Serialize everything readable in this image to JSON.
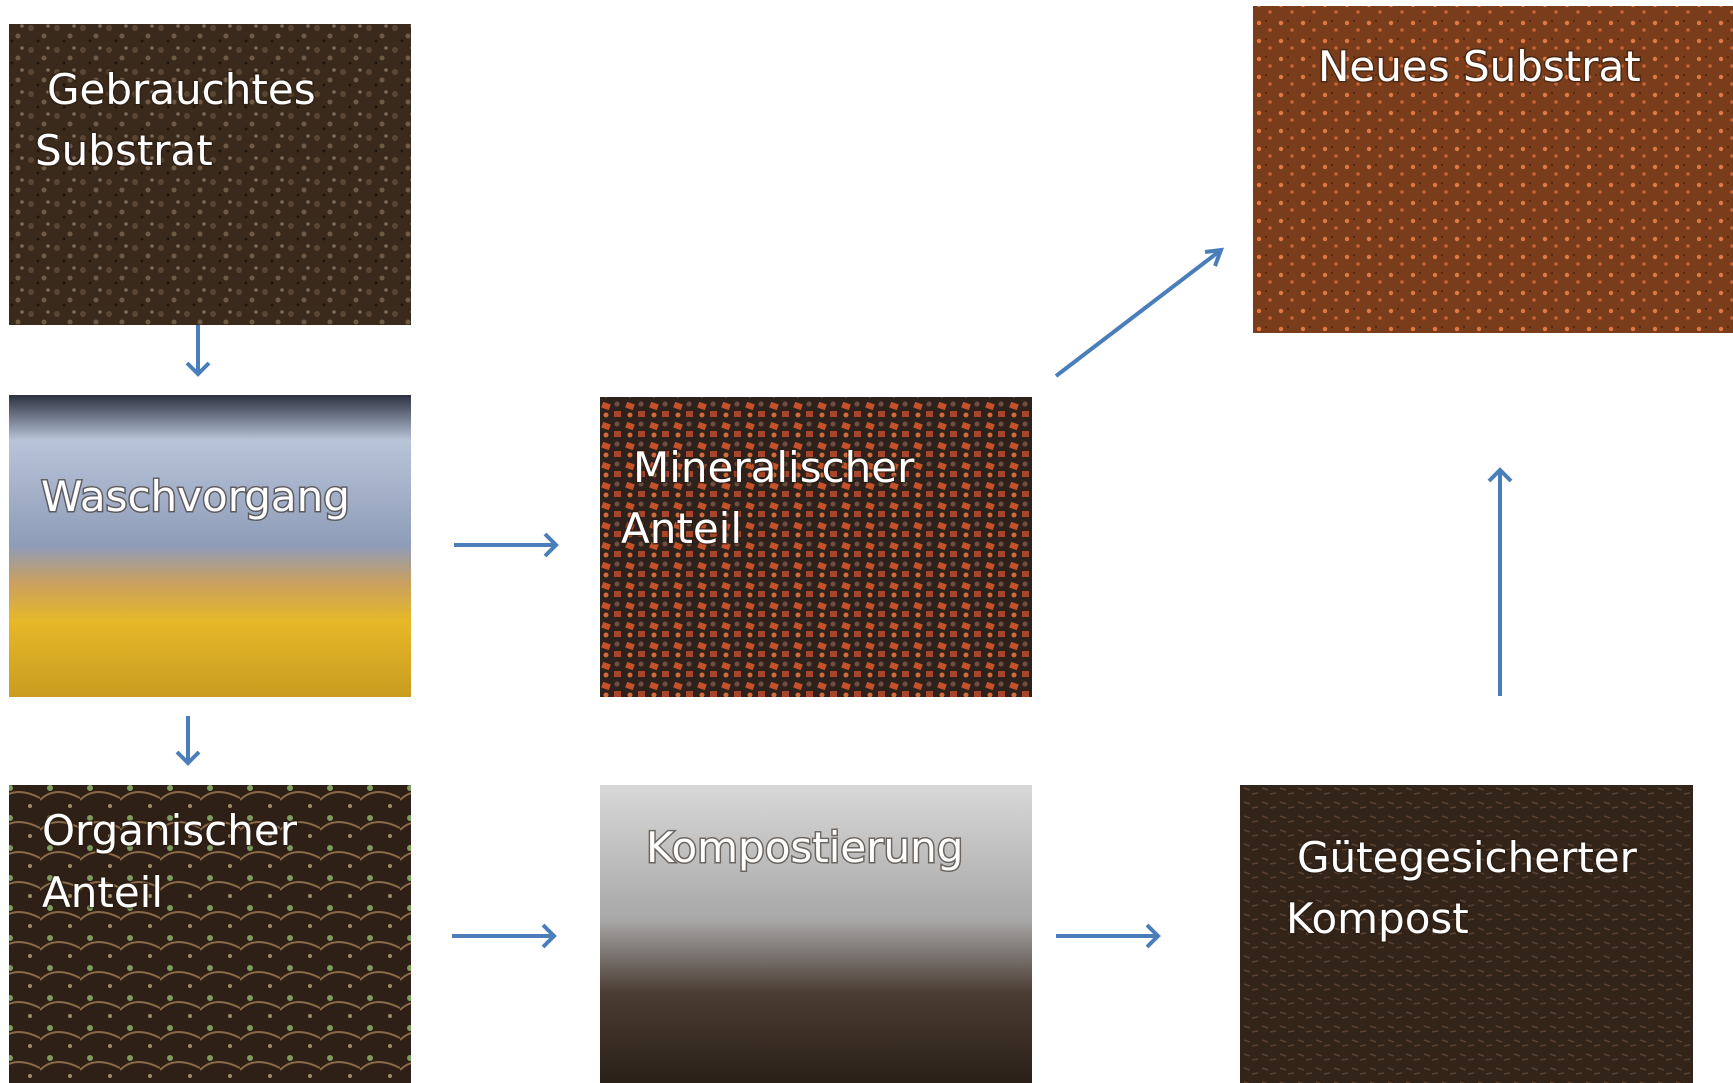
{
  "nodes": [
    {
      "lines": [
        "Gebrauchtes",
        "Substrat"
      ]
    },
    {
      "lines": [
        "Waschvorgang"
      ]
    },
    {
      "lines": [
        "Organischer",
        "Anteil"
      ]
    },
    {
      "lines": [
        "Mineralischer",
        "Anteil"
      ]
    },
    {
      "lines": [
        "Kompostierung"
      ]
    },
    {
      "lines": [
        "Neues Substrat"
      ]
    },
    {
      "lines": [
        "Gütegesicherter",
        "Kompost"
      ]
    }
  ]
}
******
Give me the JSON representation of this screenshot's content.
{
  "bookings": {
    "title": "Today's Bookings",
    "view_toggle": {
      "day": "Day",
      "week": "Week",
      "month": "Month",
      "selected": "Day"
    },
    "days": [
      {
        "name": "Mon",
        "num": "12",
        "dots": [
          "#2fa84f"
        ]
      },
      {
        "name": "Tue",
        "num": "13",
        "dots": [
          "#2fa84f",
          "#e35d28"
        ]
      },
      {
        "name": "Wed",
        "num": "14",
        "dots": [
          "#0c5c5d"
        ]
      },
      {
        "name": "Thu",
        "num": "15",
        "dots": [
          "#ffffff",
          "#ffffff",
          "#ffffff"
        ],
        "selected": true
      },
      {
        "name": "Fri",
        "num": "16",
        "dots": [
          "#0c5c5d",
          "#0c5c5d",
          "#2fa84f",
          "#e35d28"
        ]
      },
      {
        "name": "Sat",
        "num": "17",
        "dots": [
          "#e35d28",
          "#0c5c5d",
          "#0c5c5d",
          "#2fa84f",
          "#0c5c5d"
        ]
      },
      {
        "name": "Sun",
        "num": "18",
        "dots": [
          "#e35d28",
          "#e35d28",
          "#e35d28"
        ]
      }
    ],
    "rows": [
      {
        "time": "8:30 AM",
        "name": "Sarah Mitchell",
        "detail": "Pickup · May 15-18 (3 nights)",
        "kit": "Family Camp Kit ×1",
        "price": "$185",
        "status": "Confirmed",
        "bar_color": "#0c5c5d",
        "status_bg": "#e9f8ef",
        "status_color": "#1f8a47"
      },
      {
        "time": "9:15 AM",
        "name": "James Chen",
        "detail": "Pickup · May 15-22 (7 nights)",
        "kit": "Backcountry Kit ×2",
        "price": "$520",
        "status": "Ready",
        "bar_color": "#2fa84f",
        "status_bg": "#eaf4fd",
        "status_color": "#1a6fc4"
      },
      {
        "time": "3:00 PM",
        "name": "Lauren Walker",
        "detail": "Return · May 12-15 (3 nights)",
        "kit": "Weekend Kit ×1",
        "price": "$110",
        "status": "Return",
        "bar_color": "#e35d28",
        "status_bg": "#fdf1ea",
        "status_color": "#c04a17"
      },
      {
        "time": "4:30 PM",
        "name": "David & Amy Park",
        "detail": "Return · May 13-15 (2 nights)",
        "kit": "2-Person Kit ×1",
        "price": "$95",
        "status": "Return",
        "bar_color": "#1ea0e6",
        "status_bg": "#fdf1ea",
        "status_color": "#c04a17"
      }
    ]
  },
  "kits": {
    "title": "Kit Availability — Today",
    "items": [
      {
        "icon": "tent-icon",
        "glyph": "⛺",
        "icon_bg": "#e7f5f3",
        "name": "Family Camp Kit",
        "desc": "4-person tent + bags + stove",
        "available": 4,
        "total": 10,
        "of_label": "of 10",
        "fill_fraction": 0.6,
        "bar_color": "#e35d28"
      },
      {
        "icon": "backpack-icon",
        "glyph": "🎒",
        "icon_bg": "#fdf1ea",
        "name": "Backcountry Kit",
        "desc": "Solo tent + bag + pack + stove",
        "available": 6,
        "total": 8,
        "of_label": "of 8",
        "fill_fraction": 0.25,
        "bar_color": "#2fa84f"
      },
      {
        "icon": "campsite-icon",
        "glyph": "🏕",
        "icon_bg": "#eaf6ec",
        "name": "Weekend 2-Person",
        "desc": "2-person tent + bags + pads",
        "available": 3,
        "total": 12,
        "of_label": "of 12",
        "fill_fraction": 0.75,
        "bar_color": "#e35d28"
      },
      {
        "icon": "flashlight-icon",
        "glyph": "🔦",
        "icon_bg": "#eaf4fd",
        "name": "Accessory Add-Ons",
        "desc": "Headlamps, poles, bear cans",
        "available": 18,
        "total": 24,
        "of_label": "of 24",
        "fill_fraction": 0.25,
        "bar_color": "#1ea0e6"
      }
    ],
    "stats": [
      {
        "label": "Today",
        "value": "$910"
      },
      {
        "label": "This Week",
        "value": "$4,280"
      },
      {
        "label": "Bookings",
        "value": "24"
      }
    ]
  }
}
******
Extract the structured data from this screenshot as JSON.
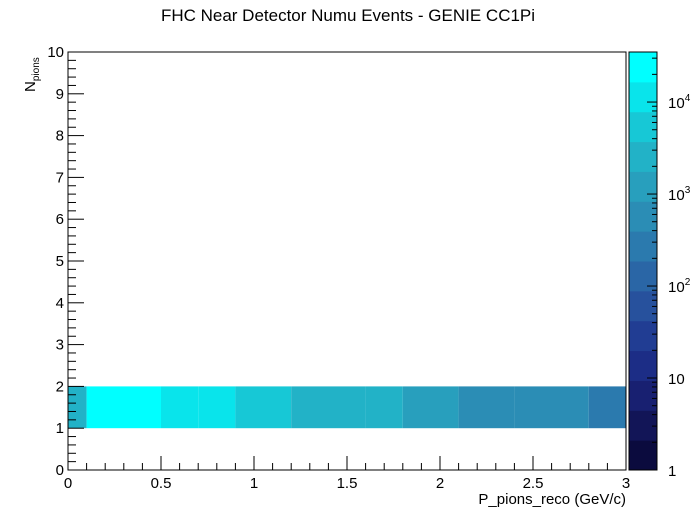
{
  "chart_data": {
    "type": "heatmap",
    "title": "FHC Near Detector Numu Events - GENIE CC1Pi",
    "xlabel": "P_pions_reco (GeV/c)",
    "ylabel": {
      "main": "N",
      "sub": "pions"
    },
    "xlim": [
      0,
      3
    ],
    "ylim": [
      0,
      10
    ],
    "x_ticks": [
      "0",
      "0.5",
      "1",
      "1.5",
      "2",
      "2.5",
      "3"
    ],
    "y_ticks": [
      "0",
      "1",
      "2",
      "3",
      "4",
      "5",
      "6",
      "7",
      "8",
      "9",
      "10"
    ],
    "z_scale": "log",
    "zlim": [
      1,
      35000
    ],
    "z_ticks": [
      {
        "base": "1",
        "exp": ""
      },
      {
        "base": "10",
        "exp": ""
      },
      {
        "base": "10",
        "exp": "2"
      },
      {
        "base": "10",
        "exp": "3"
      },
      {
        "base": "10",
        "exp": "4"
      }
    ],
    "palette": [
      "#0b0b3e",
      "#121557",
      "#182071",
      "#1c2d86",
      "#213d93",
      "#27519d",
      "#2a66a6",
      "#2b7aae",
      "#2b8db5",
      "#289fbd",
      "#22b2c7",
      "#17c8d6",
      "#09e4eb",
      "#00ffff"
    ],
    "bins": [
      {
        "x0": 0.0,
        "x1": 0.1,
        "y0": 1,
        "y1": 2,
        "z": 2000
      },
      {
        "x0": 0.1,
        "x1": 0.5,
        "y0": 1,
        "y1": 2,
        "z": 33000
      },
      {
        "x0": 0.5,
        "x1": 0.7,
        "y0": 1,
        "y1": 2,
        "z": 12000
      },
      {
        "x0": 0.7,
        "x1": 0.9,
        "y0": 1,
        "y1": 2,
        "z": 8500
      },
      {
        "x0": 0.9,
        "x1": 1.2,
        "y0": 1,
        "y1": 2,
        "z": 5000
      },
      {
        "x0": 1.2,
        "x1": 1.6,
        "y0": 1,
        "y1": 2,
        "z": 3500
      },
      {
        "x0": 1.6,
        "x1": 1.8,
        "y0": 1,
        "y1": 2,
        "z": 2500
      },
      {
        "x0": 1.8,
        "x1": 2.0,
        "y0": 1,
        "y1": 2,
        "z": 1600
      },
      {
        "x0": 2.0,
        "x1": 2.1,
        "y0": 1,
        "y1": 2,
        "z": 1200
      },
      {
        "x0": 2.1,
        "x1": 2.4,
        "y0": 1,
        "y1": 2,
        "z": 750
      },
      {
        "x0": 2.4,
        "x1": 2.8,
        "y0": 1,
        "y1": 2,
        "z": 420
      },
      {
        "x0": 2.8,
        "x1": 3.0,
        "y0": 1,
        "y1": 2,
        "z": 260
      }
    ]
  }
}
******
[Exercise prompt]:
Pull every line holding "available" out of the records.

[Reply to the exercise]:
        "available": 4,
        "available": 6,
        "available": 3,
        "available": 18,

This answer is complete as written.